Extract the complete listing and output it unchanged.

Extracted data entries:

━━━━

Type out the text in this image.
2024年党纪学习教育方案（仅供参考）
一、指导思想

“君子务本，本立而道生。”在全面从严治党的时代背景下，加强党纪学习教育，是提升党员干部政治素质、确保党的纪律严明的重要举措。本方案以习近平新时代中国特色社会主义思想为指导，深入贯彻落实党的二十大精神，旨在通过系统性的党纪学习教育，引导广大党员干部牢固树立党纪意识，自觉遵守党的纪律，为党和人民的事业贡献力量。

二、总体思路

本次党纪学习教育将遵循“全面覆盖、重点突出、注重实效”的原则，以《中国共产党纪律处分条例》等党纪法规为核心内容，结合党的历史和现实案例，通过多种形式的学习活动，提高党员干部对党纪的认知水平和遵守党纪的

━━━━

- Task solution -
Type out the text in this image.
2024年党纪学习教育方案（仅供参考）
一、指导思想

“君子务本，本立而道生。”在全面从严治党的时代背景下，加强党纪学习教育，是提升党员干部政治素质、确保党的纪律严明的重要举措。本方案以习近平新时代中国特色社会主义思想为指导，深入贯彻落实党的二十大精神，旨在通过系统性的党纪学习教育，引导广大党员干部牢固树立党纪意识，自觉遵守党的纪律，为党和人民的事业贡献力量。

二、总体思路

本次党纪学习教育将遵循“全面覆盖、重点突出、注重实效”的原则，以《中国共产党纪律处分条例》等党纪法规为核心内容，结合党的历史和现实案例，通过多种形式的学习活动，提高党员干部对党纪的认知水平和遵守党纪的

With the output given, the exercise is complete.